■ **Raw data**

+---+

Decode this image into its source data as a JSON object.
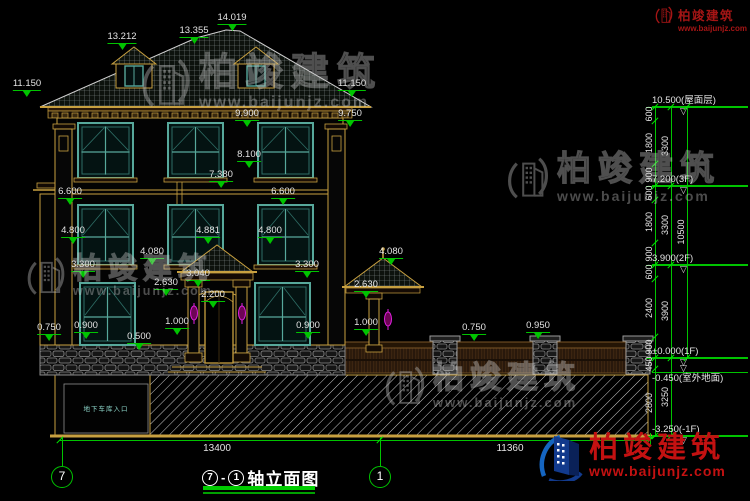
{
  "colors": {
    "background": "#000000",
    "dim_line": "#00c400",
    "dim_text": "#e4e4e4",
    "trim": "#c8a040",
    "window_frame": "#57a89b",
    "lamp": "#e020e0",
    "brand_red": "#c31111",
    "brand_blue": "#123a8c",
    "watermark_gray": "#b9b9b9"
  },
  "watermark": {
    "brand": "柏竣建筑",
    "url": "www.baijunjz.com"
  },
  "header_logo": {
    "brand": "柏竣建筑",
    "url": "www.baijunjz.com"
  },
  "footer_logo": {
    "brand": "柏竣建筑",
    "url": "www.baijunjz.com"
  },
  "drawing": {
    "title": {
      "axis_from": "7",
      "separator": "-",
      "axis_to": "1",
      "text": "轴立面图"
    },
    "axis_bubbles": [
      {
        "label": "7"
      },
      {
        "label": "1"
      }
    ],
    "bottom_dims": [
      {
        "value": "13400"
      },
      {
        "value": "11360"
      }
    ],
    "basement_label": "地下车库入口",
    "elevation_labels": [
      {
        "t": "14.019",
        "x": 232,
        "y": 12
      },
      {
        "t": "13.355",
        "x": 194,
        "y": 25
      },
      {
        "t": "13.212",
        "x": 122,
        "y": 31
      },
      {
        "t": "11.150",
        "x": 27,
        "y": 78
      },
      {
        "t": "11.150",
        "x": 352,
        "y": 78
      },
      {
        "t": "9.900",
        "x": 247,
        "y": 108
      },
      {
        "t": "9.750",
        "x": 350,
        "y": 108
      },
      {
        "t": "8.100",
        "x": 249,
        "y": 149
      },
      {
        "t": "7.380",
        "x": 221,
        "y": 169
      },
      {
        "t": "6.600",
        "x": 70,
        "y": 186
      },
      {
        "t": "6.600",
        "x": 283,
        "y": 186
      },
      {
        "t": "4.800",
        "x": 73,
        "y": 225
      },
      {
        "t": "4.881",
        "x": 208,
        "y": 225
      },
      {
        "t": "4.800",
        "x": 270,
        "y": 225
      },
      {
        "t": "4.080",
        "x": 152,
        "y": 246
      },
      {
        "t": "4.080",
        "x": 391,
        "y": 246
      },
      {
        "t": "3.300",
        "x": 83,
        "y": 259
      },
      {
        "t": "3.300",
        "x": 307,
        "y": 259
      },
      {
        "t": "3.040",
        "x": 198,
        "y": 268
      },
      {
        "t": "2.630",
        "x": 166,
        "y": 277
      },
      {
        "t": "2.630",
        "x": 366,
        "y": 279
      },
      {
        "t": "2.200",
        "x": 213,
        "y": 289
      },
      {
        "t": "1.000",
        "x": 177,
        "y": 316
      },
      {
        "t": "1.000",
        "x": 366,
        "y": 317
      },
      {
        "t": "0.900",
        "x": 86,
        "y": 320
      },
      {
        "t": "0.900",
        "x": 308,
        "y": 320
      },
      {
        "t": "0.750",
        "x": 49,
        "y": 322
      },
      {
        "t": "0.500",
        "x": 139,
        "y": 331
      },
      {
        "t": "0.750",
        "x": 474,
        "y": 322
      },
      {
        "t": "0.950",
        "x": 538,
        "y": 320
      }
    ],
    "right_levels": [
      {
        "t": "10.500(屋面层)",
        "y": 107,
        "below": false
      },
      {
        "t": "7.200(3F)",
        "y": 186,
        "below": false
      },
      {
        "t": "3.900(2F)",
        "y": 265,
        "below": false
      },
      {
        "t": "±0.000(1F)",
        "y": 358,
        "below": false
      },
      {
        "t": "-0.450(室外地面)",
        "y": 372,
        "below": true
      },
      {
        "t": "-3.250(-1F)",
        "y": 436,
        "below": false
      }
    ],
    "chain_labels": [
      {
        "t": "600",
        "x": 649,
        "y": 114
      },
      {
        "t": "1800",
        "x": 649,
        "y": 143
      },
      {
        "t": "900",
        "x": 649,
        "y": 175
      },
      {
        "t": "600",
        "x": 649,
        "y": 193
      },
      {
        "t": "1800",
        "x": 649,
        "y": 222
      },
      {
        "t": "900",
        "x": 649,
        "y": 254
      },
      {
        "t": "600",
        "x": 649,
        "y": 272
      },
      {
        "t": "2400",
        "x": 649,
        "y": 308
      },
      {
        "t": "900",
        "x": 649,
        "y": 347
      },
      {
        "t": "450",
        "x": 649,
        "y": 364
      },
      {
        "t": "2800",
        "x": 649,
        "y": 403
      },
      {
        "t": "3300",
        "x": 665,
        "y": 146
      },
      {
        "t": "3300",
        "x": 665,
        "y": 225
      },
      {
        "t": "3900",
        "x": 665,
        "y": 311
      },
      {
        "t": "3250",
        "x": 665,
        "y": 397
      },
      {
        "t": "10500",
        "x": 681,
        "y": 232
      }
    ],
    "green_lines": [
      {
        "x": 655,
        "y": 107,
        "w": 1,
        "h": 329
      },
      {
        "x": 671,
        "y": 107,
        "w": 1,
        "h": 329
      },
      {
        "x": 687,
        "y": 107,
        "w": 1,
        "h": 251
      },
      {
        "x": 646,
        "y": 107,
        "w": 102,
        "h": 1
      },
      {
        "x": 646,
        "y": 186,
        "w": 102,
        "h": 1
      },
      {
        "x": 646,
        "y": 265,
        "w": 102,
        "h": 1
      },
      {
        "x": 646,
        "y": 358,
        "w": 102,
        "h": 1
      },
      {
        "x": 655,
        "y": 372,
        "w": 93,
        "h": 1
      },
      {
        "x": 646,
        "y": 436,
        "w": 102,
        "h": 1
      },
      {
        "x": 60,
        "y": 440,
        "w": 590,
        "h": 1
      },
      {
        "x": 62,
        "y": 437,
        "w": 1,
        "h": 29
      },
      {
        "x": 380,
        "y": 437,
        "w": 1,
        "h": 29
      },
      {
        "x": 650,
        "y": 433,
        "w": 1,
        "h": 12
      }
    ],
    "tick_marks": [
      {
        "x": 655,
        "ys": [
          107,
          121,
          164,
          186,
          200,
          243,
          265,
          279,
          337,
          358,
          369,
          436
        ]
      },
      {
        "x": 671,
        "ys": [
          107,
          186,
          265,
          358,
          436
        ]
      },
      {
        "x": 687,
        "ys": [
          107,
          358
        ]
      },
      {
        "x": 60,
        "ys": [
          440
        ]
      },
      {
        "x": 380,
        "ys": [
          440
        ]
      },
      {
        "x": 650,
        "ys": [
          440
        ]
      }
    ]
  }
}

+---+

■ **Do this**
Go through the listing above and write it all out exactly, leaving out any picture.

■ **Full solution**
Decode this image into its source data as a JSON object.
{
  "colors": {
    "background": "#000000",
    "dim_line": "#00c400",
    "dim_text": "#e4e4e4",
    "trim": "#c8a040",
    "window_frame": "#57a89b",
    "lamp": "#e020e0",
    "brand_red": "#c31111",
    "brand_blue": "#123a8c",
    "watermark_gray": "#b9b9b9"
  },
  "watermark": {
    "brand": "柏竣建筑",
    "url": "www.baijunjz.com"
  },
  "header_logo": {
    "brand": "柏竣建筑",
    "url": "www.baijunjz.com"
  },
  "footer_logo": {
    "brand": "柏竣建筑",
    "url": "www.baijunjz.com"
  },
  "drawing": {
    "title": {
      "axis_from": "7",
      "separator": "-",
      "axis_to": "1",
      "text": "轴立面图"
    },
    "axis_bubbles": [
      {
        "label": "7"
      },
      {
        "label": "1"
      }
    ],
    "bottom_dims": [
      {
        "value": "13400"
      },
      {
        "value": "11360"
      }
    ],
    "basement_label": "地下车库入口",
    "elevation_labels": [
      {
        "t": "14.019",
        "x": 232,
        "y": 12
      },
      {
        "t": "13.355",
        "x": 194,
        "y": 25
      },
      {
        "t": "13.212",
        "x": 122,
        "y": 31
      },
      {
        "t": "11.150",
        "x": 27,
        "y": 78
      },
      {
        "t": "11.150",
        "x": 352,
        "y": 78
      },
      {
        "t": "9.900",
        "x": 247,
        "y": 108
      },
      {
        "t": "9.750",
        "x": 350,
        "y": 108
      },
      {
        "t": "8.100",
        "x": 249,
        "y": 149
      },
      {
        "t": "7.380",
        "x": 221,
        "y": 169
      },
      {
        "t": "6.600",
        "x": 70,
        "y": 186
      },
      {
        "t": "6.600",
        "x": 283,
        "y": 186
      },
      {
        "t": "4.800",
        "x": 73,
        "y": 225
      },
      {
        "t": "4.881",
        "x": 208,
        "y": 225
      },
      {
        "t": "4.800",
        "x": 270,
        "y": 225
      },
      {
        "t": "4.080",
        "x": 152,
        "y": 246
      },
      {
        "t": "4.080",
        "x": 391,
        "y": 246
      },
      {
        "t": "3.300",
        "x": 83,
        "y": 259
      },
      {
        "t": "3.300",
        "x": 307,
        "y": 259
      },
      {
        "t": "3.040",
        "x": 198,
        "y": 268
      },
      {
        "t": "2.630",
        "x": 166,
        "y": 277
      },
      {
        "t": "2.630",
        "x": 366,
        "y": 279
      },
      {
        "t": "2.200",
        "x": 213,
        "y": 289
      },
      {
        "t": "1.000",
        "x": 177,
        "y": 316
      },
      {
        "t": "1.000",
        "x": 366,
        "y": 317
      },
      {
        "t": "0.900",
        "x": 86,
        "y": 320
      },
      {
        "t": "0.900",
        "x": 308,
        "y": 320
      },
      {
        "t": "0.750",
        "x": 49,
        "y": 322
      },
      {
        "t": "0.500",
        "x": 139,
        "y": 331
      },
      {
        "t": "0.750",
        "x": 474,
        "y": 322
      },
      {
        "t": "0.950",
        "x": 538,
        "y": 320
      }
    ],
    "right_levels": [
      {
        "t": "10.500(屋面层)",
        "y": 107,
        "below": false
      },
      {
        "t": "7.200(3F)",
        "y": 186,
        "below": false
      },
      {
        "t": "3.900(2F)",
        "y": 265,
        "below": false
      },
      {
        "t": "±0.000(1F)",
        "y": 358,
        "below": false
      },
      {
        "t": "-0.450(室外地面)",
        "y": 372,
        "below": true
      },
      {
        "t": "-3.250(-1F)",
        "y": 436,
        "below": false
      }
    ],
    "chain_labels": [
      {
        "t": "600",
        "x": 649,
        "y": 114
      },
      {
        "t": "1800",
        "x": 649,
        "y": 143
      },
      {
        "t": "900",
        "x": 649,
        "y": 175
      },
      {
        "t": "600",
        "x": 649,
        "y": 193
      },
      {
        "t": "1800",
        "x": 649,
        "y": 222
      },
      {
        "t": "900",
        "x": 649,
        "y": 254
      },
      {
        "t": "600",
        "x": 649,
        "y": 272
      },
      {
        "t": "2400",
        "x": 649,
        "y": 308
      },
      {
        "t": "900",
        "x": 649,
        "y": 347
      },
      {
        "t": "450",
        "x": 649,
        "y": 364
      },
      {
        "t": "2800",
        "x": 649,
        "y": 403
      },
      {
        "t": "3300",
        "x": 665,
        "y": 146
      },
      {
        "t": "3300",
        "x": 665,
        "y": 225
      },
      {
        "t": "3900",
        "x": 665,
        "y": 311
      },
      {
        "t": "3250",
        "x": 665,
        "y": 397
      },
      {
        "t": "10500",
        "x": 681,
        "y": 232
      }
    ],
    "green_lines": [
      {
        "x": 655,
        "y": 107,
        "w": 1,
        "h": 329
      },
      {
        "x": 671,
        "y": 107,
        "w": 1,
        "h": 329
      },
      {
        "x": 687,
        "y": 107,
        "w": 1,
        "h": 251
      },
      {
        "x": 646,
        "y": 107,
        "w": 102,
        "h": 1
      },
      {
        "x": 646,
        "y": 186,
        "w": 102,
        "h": 1
      },
      {
        "x": 646,
        "y": 265,
        "w": 102,
        "h": 1
      },
      {
        "x": 646,
        "y": 358,
        "w": 102,
        "h": 1
      },
      {
        "x": 655,
        "y": 372,
        "w": 93,
        "h": 1
      },
      {
        "x": 646,
        "y": 436,
        "w": 102,
        "h": 1
      },
      {
        "x": 60,
        "y": 440,
        "w": 590,
        "h": 1
      },
      {
        "x": 62,
        "y": 437,
        "w": 1,
        "h": 29
      },
      {
        "x": 380,
        "y": 437,
        "w": 1,
        "h": 29
      },
      {
        "x": 650,
        "y": 433,
        "w": 1,
        "h": 12
      }
    ],
    "tick_marks": [
      {
        "x": 655,
        "ys": [
          107,
          121,
          164,
          186,
          200,
          243,
          265,
          279,
          337,
          358,
          369,
          436
        ]
      },
      {
        "x": 671,
        "ys": [
          107,
          186,
          265,
          358,
          436
        ]
      },
      {
        "x": 687,
        "ys": [
          107,
          358
        ]
      },
      {
        "x": 60,
        "ys": [
          440
        ]
      },
      {
        "x": 380,
        "ys": [
          440
        ]
      },
      {
        "x": 650,
        "ys": [
          440
        ]
      }
    ]
  }
}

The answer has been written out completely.